Collection entries
....
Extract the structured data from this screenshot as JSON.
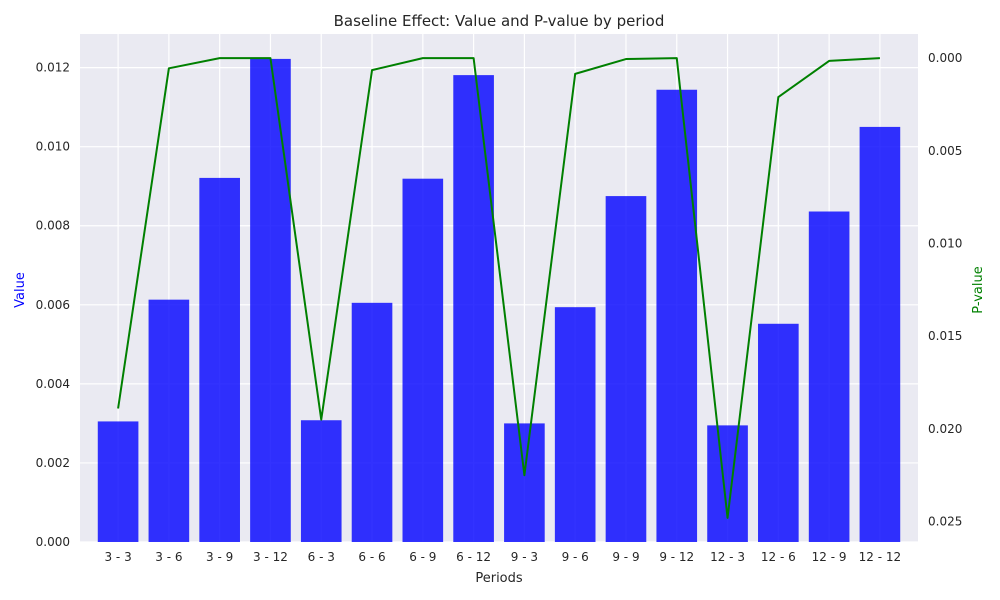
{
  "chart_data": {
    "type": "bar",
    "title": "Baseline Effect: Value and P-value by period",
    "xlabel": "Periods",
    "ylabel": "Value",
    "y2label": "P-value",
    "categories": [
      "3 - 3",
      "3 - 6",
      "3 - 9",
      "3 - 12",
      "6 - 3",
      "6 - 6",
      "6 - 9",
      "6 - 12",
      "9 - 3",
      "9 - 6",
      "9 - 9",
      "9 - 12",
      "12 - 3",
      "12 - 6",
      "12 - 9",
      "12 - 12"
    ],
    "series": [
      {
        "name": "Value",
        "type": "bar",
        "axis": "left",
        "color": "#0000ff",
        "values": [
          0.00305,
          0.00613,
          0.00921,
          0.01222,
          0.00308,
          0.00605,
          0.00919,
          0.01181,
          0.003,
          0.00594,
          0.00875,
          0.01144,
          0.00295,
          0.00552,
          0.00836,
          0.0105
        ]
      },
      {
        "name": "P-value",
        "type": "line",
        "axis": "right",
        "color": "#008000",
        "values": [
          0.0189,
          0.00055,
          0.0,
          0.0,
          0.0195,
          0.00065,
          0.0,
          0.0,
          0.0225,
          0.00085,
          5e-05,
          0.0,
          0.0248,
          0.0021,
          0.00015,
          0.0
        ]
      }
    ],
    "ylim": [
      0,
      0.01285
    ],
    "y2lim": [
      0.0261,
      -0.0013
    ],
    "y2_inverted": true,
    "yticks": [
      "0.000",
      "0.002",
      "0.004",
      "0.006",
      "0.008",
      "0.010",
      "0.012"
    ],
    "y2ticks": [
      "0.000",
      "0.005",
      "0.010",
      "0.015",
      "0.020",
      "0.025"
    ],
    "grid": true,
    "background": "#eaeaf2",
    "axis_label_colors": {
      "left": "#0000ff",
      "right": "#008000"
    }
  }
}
....
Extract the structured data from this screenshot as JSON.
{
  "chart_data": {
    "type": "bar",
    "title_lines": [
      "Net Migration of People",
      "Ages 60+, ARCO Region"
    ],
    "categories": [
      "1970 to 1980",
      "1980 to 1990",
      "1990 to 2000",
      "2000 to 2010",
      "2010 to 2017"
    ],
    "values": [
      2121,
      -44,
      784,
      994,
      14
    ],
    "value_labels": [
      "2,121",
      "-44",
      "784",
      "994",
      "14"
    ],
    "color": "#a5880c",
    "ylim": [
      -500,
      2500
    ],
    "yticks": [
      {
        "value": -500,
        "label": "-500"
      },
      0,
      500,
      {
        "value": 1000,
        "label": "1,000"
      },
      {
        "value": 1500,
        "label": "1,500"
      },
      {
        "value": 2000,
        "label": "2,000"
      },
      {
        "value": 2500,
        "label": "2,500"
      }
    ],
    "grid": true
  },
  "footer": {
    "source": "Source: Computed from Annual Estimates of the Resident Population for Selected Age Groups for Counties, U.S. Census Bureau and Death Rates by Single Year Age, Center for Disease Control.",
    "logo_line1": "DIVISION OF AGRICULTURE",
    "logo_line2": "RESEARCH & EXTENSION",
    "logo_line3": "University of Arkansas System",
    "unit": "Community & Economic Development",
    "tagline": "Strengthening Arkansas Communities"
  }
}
....
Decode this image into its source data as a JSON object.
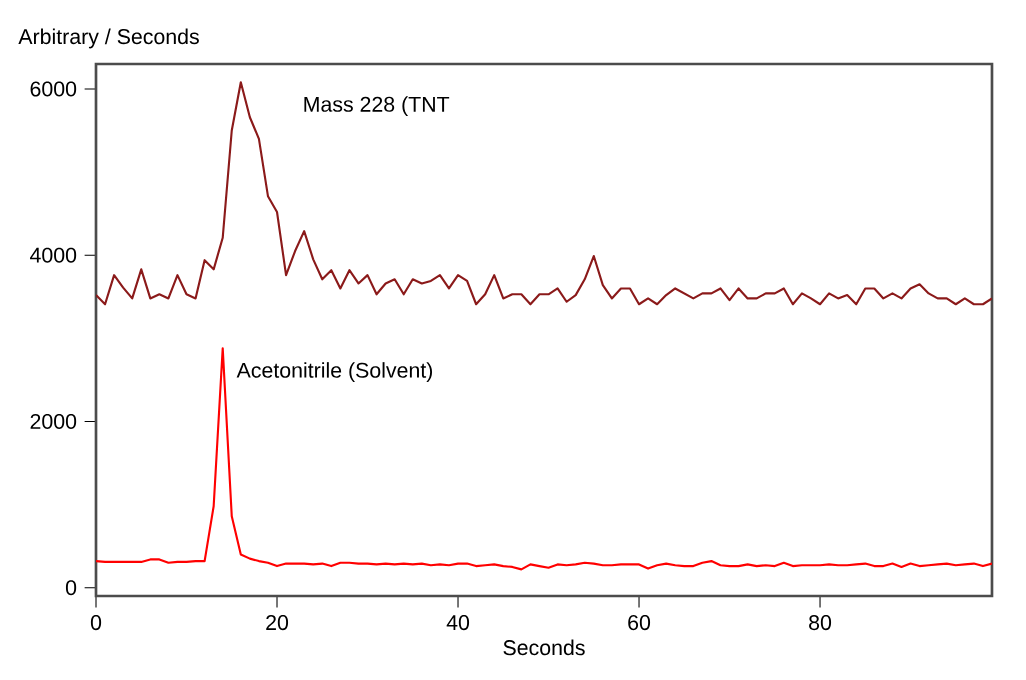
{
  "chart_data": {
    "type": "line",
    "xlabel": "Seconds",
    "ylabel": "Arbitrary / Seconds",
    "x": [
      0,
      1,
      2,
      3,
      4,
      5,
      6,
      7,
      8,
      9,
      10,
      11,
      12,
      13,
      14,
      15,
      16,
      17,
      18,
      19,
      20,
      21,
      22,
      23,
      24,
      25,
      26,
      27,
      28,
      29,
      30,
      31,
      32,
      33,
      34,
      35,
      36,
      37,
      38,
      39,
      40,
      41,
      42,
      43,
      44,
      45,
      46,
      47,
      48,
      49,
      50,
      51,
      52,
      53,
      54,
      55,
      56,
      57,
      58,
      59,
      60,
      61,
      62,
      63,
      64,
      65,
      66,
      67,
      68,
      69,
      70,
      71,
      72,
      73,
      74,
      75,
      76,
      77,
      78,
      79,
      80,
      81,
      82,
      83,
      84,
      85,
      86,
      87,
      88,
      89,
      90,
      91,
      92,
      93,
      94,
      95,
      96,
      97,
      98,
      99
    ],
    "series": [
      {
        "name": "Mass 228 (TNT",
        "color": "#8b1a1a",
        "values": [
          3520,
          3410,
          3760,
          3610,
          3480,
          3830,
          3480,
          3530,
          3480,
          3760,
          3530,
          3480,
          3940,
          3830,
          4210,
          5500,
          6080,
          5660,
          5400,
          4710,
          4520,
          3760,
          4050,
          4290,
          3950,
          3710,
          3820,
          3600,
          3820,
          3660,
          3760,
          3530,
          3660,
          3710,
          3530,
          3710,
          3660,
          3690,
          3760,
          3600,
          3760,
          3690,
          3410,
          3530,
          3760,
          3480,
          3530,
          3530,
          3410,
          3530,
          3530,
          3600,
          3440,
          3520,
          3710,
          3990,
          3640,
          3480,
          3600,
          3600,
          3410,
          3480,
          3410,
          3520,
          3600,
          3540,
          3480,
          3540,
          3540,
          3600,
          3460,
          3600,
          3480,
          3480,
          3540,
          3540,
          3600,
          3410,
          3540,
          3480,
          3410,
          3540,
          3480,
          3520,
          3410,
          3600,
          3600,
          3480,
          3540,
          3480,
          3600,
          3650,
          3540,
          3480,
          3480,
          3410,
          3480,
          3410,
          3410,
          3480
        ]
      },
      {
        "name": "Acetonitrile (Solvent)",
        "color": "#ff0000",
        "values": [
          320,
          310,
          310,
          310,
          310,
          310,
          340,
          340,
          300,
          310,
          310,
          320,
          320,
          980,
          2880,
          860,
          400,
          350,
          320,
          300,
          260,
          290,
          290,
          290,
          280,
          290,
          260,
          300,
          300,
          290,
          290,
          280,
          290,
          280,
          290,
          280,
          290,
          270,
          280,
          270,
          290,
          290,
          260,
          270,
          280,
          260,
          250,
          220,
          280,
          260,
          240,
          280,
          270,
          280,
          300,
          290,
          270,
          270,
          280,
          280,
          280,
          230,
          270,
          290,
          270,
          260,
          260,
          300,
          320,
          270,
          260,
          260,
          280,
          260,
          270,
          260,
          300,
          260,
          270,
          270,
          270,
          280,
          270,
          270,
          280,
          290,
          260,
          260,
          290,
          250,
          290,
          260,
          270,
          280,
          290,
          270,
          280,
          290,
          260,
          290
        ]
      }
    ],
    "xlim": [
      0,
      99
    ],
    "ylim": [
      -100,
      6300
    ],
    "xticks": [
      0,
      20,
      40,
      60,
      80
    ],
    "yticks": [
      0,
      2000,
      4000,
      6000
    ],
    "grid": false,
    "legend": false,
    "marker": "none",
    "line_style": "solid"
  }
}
....
GIVEN EXERCISE
Copy each line of the records that contains the word "source".

IN RESPONSE
    "source": "Source: Computed from Annual Estimates of the Resident Population for Selected Age Groups for Counties, U.S. Census Bureau and Death Rates by Single Year Age, Center for Disease Control.",
Decode this image into its source data as a JSON object.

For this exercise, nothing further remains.